* _Task requirements_
Each entry below must be repeated word for word.

Recorded data
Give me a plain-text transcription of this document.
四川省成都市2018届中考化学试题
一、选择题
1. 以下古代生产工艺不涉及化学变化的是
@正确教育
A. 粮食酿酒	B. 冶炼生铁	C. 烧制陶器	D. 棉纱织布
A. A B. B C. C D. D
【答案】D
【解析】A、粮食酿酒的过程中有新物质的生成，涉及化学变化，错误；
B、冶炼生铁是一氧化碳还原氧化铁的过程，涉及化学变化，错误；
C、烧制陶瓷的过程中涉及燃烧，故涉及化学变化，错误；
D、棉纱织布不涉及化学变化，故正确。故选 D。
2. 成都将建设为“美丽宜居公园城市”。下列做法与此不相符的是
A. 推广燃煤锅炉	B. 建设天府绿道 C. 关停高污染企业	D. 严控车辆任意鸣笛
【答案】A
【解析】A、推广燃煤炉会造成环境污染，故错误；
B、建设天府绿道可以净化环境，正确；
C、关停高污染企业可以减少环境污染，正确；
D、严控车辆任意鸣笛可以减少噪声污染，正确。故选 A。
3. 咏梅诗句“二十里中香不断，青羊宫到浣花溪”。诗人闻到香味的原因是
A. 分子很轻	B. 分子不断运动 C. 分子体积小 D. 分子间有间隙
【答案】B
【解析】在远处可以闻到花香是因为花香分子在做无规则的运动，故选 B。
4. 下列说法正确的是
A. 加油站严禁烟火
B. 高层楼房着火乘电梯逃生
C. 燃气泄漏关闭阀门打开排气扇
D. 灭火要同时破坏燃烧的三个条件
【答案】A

* _Complete response_
Give me a plain-text transcription of this document.
四川省成都市2018届中考化学试题
一、选择题
1. 以下古代生产工艺不涉及化学变化的是
@正确教育
A. 粮食酿酒	B. 冶炼生铁	C. 烧制陶器	D. 棉纱织布
A. A B. B C. C D. D
【答案】D
【解析】A、粮食酿酒的过程中有新物质的生成，涉及化学变化，错误；
B、冶炼生铁是一氧化碳还原氧化铁的过程，涉及化学变化，错误；
C、烧制陶瓷的过程中涉及燃烧，故涉及化学变化，错误；
D、棉纱织布不涉及化学变化，故正确。故选 D。
2. 成都将建设为“美丽宜居公园城市”。下列做法与此不相符的是
A. 推广燃煤锅炉	B. 建设天府绿道 C. 关停高污染企业	D. 严控车辆任意鸣笛
【答案】A
【解析】A、推广燃煤炉会造成环境污染，故错误；
B、建设天府绿道可以净化环境，正确；
C、关停高污染企业可以减少环境污染，正确；
D、严控车辆任意鸣笛可以减少噪声污染，正确。故选 A。
3. 咏梅诗句“二十里中香不断，青羊宫到浣花溪”。诗人闻到香味的原因是
A. 分子很轻	B. 分子不断运动 C. 分子体积小 D. 分子间有间隙
【答案】B
【解析】在远处可以闻到花香是因为花香分子在做无规则的运动，故选 B。
4. 下列说法正确的是
A. 加油站严禁烟火
B. 高层楼房着火乘电梯逃生
C. 燃气泄漏关闭阀门打开排气扇
D. 灭火要同时破坏燃烧的三个条件
【答案】A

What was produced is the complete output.